**Data shown**:
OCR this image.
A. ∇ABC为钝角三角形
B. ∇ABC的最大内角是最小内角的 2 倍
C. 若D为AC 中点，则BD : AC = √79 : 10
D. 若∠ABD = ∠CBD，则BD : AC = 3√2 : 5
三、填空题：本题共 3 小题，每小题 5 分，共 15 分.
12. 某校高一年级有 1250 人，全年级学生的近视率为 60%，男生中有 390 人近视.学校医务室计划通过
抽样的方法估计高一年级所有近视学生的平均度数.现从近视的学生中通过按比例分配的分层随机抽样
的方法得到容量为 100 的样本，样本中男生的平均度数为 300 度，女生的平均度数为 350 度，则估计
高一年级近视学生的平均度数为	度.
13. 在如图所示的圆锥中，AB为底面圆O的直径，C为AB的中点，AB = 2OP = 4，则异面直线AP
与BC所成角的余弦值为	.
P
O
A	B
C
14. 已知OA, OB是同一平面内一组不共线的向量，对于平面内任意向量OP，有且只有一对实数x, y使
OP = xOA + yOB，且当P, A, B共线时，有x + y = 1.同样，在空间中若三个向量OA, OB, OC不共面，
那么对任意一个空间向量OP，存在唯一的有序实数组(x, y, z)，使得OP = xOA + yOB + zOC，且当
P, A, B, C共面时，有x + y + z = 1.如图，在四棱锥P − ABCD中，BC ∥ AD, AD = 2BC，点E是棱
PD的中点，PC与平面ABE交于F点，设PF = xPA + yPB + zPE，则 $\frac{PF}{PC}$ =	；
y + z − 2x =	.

**Prompt**: Set down the entries verbatim, leaving none out.

**Answer**:
OCR this image.
A. ∇ABC为钝角三角形
B. ∇ABC的最大内角是最小内角的 2 倍
C. 若D为AC 中点，则BD : AC = √79 : 10
D. 若∠ABD = ∠CBD，则BD : AC = 3√2 : 5
三、填空题：本题共 3 小题，每小题 5 分，共 15 分.
12. 某校高一年级有 1250 人，全年级学生的近视率为 60%，男生中有 390 人近视.学校医务室计划通过
抽样的方法估计高一年级所有近视学生的平均度数.现从近视的学生中通过按比例分配的分层随机抽样
的方法得到容量为 100 的样本，样本中男生的平均度数为 300 度，女生的平均度数为 350 度，则估计
高一年级近视学生的平均度数为	度.
13. 在如图所示的圆锥中，AB为底面圆O的直径，C为AB的中点，AB = 2OP = 4，则异面直线AP
与BC所成角的余弦值为	.
P
O
A	B
C
14. 已知OA, OB是同一平面内一组不共线的向量，对于平面内任意向量OP，有且只有一对实数x, y使
OP = xOA + yOB，且当P, A, B共线时，有x + y = 1.同样，在空间中若三个向量OA, OB, OC不共面，
那么对任意一个空间向量OP，存在唯一的有序实数组(x, y, z)，使得OP = xOA + yOB + zOC，且当
P, A, B, C共面时，有x + y + z = 1.如图，在四棱锥P − ABCD中，BC ∥ AD, AD = 2BC，点E是棱
PD的中点，PC与平面ABE交于F点，设PF = xPA + yPB + zPE，则 $\frac{PF}{PC}$ =	；
y + z − 2x =	.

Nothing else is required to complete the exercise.